» **Task details**: Repeat the listing below in full, exactly as it stands.

============================================================

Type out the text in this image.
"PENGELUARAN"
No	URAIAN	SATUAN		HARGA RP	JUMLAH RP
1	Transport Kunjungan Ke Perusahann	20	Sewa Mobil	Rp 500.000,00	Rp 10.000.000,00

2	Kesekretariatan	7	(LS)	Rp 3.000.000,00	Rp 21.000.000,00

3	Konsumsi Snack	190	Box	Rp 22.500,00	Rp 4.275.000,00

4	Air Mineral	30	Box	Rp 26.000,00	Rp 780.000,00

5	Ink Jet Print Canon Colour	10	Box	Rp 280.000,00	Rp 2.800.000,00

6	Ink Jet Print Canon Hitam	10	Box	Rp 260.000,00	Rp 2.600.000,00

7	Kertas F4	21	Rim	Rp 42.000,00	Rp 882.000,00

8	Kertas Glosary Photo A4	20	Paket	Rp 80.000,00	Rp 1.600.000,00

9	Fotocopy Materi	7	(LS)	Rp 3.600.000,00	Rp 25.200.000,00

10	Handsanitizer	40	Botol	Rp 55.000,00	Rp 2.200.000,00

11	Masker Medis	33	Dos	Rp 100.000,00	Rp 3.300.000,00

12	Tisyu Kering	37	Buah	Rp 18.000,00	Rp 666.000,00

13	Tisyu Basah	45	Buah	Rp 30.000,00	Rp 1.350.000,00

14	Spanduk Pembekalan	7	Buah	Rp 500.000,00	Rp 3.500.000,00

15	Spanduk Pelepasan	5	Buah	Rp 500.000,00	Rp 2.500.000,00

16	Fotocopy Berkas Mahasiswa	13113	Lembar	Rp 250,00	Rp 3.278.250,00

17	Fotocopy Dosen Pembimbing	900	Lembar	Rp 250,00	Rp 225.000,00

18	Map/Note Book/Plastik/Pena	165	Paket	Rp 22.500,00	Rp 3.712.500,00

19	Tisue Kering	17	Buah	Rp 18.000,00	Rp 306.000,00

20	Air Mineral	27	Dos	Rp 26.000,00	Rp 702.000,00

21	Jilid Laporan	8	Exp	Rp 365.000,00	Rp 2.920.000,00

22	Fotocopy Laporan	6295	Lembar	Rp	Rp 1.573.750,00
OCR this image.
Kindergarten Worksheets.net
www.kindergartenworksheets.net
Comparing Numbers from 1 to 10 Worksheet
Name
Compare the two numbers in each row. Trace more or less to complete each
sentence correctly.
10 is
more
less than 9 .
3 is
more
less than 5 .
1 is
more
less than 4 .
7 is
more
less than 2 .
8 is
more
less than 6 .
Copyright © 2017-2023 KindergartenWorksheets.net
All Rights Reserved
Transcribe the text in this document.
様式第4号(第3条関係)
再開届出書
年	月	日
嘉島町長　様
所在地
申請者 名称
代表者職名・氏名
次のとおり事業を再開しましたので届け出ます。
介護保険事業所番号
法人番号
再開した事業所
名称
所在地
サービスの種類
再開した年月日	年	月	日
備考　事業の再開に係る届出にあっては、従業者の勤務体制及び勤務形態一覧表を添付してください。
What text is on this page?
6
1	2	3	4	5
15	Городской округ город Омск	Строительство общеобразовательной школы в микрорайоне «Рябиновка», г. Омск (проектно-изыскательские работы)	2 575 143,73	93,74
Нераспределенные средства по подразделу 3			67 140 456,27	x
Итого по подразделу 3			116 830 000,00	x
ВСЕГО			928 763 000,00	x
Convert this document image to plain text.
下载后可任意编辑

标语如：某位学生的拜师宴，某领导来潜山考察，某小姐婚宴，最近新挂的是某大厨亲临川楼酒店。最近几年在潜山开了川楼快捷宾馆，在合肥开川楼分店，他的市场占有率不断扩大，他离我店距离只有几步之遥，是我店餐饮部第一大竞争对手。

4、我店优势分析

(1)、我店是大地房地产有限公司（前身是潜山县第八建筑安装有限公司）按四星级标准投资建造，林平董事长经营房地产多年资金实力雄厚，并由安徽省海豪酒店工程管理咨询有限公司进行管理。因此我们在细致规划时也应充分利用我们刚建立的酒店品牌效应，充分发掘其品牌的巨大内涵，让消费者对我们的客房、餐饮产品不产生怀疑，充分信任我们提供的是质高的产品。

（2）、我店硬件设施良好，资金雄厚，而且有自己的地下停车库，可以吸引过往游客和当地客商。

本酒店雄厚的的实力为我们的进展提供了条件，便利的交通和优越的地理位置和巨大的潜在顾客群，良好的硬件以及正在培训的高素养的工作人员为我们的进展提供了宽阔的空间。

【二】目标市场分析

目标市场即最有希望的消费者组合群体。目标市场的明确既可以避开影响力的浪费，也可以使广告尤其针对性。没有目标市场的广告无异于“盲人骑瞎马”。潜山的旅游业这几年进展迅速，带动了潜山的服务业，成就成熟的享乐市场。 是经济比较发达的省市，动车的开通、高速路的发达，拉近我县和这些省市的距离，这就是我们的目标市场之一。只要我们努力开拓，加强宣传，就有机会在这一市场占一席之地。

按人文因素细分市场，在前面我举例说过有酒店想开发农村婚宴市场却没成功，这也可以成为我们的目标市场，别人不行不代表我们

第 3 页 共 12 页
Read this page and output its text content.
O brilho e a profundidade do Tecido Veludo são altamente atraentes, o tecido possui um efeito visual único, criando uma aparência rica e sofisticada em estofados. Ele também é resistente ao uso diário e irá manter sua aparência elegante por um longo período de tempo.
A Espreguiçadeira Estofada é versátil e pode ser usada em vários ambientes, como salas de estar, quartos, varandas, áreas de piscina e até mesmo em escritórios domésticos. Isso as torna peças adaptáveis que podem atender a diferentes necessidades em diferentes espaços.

============================================================

» **Solution to the exercise**:
Type out the text in this image.
"PENGELUARAN"
No	URAIAN	SATUAN		HARGA RP	JUMLAH RP
1	Transport Kunjungan Ke Perusahann	20	Sewa Mobil	Rp 500.000,00	Rp 10.000.000,00

2	Kesekretariatan	7	(LS)	Rp 3.000.000,00	Rp 21.000.000,00

3	Konsumsi Snack	190	Box	Rp 22.500,00	Rp 4.275.000,00

4	Air Mineral	30	Box	Rp 26.000,00	Rp 780.000,00

5	Ink Jet Print Canon Colour	10	Box	Rp 280.000,00	Rp 2.800.000,00

6	Ink Jet Print Canon Hitam	10	Box	Rp 260.000,00	Rp 2.600.000,00

7	Kertas F4	21	Rim	Rp 42.000,00	Rp 882.000,00

8	Kertas Glosary Photo A4	20	Paket	Rp 80.000,00	Rp 1.600.000,00

9	Fotocopy Materi	7	(LS)	Rp 3.600.000,00	Rp 25.200.000,00

10	Handsanitizer	40	Botol	Rp 55.000,00	Rp 2.200.000,00

11	Masker Medis	33	Dos	Rp 100.000,00	Rp 3.300.000,00

12	Tisyu Kering	37	Buah	Rp 18.000,00	Rp 666.000,00

13	Tisyu Basah	45	Buah	Rp 30.000,00	Rp 1.350.000,00

14	Spanduk Pembekalan	7	Buah	Rp 500.000,00	Rp 3.500.000,00

15	Spanduk Pelepasan	5	Buah	Rp 500.000,00	Rp 2.500.000,00

16	Fotocopy Berkas Mahasiswa	13113	Lembar	Rp 250,00	Rp 3.278.250,00

17	Fotocopy Dosen Pembimbing	900	Lembar	Rp 250,00	Rp 225.000,00

18	Map/Note Book/Plastik/Pena	165	Paket	Rp 22.500,00	Rp 3.712.500,00

19	Tisue Kering	17	Buah	Rp 18.000,00	Rp 306.000,00

20	Air Mineral	27	Dos	Rp 26.000,00	Rp 702.000,00

21	Jilid Laporan	8	Exp	Rp 365.000,00	Rp 2.920.000,00

22	Fotocopy Laporan	6295	Lembar	Rp	Rp 1.573.750,00
OCR this image.
Kindergarten Worksheets.net
www.kindergartenworksheets.net
Comparing Numbers from 1 to 10 Worksheet
Name
Compare the two numbers in each row. Trace more or less to complete each
sentence correctly.
10 is
more
less than 9 .
3 is
more
less than 5 .
1 is
more
less than 4 .
7 is
more
less than 2 .
8 is
more
less than 6 .
Copyright © 2017-2023 KindergartenWorksheets.net
All Rights Reserved
Transcribe the text in this document.
様式第4号(第3条関係)
再開届出書
年	月	日
嘉島町長　様
所在地
申請者 名称
代表者職名・氏名
次のとおり事業を再開しましたので届け出ます。
介護保険事業所番号
法人番号
再開した事業所
名称
所在地
サービスの種類
再開した年月日	年	月	日
備考　事業の再開に係る届出にあっては、従業者の勤務体制及び勤務形態一覧表を添付してください。
What text is on this page?
6
1	2	3	4	5
15	Городской округ город Омск	Строительство общеобразовательной школы в микрорайоне «Рябиновка», г. Омск (проектно-изыскательские работы)	2 575 143,73	93,74
Нераспределенные средства по подразделу 3			67 140 456,27	x
Итого по подразделу 3			116 830 000,00	x
ВСЕГО			928 763 000,00	x
Convert this document image to plain text.
下载后可任意编辑

标语如：某位学生的拜师宴，某领导来潜山考察，某小姐婚宴，最近新挂的是某大厨亲临川楼酒店。最近几年在潜山开了川楼快捷宾馆，在合肥开川楼分店，他的市场占有率不断扩大，他离我店距离只有几步之遥，是我店餐饮部第一大竞争对手。

4、我店优势分析

(1)、我店是大地房地产有限公司（前身是潜山县第八建筑安装有限公司）按四星级标准投资建造，林平董事长经营房地产多年资金实力雄厚，并由安徽省海豪酒店工程管理咨询有限公司进行管理。因此我们在细致规划时也应充分利用我们刚建立的酒店品牌效应，充分发掘其品牌的巨大内涵，让消费者对我们的客房、餐饮产品不产生怀疑，充分信任我们提供的是质高的产品。

（2）、我店硬件设施良好，资金雄厚，而且有自己的地下停车库，可以吸引过往游客和当地客商。

本酒店雄厚的的实力为我们的进展提供了条件，便利的交通和优越的地理位置和巨大的潜在顾客群，良好的硬件以及正在培训的高素养的工作人员为我们的进展提供了宽阔的空间。

【二】目标市场分析

目标市场即最有希望的消费者组合群体。目标市场的明确既可以避开影响力的浪费，也可以使广告尤其针对性。没有目标市场的广告无异于“盲人骑瞎马”。潜山的旅游业这几年进展迅速，带动了潜山的服务业，成就成熟的享乐市场。 是经济比较发达的省市，动车的开通、高速路的发达，拉近我县和这些省市的距离，这就是我们的目标市场之一。只要我们努力开拓，加强宣传，就有机会在这一市场占一席之地。

按人文因素细分市场，在前面我举例说过有酒店想开发农村婚宴市场却没成功，这也可以成为我们的目标市场，别人不行不代表我们

第 3 页 共 12 页
Read this page and output its text content.
O brilho e a profundidade do Tecido Veludo são altamente atraentes, o tecido possui um efeito visual único, criando uma aparência rica e sofisticada em estofados. Ele também é resistente ao uso diário e irá manter sua aparência elegante por um longo período de tempo.
A Espreguiçadeira Estofada é versátil e pode ser usada em vários ambientes, como salas de estar, quartos, varandas, áreas de piscina e até mesmo em escritórios domésticos. Isso as torna peças adaptáveis que podem atender a diferentes necessidades em diferentes espaços.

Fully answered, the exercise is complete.